Written problem - Copy out each line in the material below that has the word "ylabel".

Information supplied -
Begin
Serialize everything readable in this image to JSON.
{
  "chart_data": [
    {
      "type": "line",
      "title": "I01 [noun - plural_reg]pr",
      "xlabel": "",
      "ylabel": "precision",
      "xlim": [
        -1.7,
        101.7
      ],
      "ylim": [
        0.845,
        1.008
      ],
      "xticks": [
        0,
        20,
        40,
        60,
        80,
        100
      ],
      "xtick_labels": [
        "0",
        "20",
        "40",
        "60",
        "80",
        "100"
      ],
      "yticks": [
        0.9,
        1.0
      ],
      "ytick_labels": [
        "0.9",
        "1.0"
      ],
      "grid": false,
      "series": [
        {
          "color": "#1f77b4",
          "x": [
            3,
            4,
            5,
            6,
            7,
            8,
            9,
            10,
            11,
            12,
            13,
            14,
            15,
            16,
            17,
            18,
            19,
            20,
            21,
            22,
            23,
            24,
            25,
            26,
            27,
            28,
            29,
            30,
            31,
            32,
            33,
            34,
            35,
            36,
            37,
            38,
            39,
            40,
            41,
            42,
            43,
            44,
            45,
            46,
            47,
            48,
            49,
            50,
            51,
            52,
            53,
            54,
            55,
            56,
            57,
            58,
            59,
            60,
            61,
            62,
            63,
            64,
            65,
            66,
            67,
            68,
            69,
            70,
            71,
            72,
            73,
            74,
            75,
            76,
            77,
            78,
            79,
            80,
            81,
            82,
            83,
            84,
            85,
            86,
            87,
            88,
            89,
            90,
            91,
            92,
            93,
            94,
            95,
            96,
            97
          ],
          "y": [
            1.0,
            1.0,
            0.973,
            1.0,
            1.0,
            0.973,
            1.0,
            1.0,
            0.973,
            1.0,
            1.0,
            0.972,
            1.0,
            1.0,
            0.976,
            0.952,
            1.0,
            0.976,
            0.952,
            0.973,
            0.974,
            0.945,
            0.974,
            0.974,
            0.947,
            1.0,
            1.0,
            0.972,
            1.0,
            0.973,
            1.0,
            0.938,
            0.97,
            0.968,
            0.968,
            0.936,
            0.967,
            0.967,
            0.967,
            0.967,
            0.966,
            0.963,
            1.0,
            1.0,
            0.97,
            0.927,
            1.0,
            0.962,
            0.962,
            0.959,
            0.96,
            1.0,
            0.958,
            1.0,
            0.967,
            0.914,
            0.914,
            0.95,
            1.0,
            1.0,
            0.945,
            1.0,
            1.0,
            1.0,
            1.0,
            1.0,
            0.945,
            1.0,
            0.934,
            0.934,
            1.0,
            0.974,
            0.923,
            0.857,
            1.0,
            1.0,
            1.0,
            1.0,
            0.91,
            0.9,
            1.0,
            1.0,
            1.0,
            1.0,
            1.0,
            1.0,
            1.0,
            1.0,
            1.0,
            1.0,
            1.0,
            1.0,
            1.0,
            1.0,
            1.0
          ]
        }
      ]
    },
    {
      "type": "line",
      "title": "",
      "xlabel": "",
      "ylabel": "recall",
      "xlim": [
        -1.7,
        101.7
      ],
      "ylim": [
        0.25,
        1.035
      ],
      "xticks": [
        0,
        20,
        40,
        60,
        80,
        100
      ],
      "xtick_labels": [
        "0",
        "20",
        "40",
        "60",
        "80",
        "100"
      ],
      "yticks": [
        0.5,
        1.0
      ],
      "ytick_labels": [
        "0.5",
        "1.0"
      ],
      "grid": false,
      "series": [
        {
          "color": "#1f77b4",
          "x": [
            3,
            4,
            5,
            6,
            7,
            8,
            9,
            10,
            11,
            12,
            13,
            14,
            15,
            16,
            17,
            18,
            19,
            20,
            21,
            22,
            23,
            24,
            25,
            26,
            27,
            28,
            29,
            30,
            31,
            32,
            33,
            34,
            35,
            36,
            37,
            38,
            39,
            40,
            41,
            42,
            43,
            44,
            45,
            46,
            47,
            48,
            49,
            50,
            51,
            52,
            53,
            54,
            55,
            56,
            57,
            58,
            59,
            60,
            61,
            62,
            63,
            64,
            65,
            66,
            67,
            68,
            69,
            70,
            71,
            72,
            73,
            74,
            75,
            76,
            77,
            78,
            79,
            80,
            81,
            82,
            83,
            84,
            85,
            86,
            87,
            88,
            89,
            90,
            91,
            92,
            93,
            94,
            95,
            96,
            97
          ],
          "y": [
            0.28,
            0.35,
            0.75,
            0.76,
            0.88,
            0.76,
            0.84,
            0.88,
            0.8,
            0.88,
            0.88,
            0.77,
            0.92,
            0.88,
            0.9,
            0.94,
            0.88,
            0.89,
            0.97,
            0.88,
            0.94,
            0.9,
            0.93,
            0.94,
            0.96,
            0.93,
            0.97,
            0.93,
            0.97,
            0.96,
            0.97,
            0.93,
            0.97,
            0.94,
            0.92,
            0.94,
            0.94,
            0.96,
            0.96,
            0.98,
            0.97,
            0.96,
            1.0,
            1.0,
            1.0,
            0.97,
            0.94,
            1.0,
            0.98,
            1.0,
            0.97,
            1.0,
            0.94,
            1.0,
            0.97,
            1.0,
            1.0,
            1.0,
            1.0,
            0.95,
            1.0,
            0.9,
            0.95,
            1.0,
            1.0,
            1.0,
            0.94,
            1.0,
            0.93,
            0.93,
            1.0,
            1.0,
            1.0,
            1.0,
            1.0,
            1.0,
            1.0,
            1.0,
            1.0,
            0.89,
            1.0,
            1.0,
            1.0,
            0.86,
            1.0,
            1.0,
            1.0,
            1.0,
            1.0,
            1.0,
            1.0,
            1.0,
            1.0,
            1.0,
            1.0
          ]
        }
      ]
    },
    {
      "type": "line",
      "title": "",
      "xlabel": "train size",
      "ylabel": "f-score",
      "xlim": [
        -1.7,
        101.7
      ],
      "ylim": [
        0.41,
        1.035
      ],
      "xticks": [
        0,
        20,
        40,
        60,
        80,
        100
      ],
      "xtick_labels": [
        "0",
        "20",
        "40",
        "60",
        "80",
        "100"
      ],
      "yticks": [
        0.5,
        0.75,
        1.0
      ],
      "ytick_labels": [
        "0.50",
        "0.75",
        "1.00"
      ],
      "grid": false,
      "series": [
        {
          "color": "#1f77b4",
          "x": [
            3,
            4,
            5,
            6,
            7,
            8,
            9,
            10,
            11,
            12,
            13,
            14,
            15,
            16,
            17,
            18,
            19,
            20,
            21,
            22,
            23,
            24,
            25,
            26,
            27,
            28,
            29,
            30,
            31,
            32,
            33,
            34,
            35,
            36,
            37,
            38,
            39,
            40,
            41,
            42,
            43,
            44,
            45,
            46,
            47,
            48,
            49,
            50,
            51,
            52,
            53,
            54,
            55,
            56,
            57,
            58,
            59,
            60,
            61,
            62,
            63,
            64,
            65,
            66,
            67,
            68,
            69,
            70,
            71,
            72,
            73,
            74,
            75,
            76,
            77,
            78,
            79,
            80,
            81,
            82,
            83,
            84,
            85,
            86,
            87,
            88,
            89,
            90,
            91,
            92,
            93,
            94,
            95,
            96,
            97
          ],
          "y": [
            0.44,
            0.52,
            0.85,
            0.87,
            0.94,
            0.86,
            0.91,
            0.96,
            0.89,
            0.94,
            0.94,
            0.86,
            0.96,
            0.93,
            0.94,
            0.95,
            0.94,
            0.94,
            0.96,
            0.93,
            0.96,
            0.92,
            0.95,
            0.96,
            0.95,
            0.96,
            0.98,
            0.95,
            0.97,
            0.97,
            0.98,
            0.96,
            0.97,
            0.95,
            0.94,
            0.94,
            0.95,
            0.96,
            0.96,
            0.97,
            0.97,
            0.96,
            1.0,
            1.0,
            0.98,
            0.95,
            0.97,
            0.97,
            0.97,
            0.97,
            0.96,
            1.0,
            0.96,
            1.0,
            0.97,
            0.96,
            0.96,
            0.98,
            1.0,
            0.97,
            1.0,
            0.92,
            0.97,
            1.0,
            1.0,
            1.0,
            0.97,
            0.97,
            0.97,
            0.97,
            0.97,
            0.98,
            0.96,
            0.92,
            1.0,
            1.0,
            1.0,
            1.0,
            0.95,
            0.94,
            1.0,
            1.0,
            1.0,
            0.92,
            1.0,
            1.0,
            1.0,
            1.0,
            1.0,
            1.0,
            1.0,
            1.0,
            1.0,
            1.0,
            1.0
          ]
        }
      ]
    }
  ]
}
End
The output -
      "ylabel": "precision",
      "ylabel": "recall",
      "ylabel": "f-score",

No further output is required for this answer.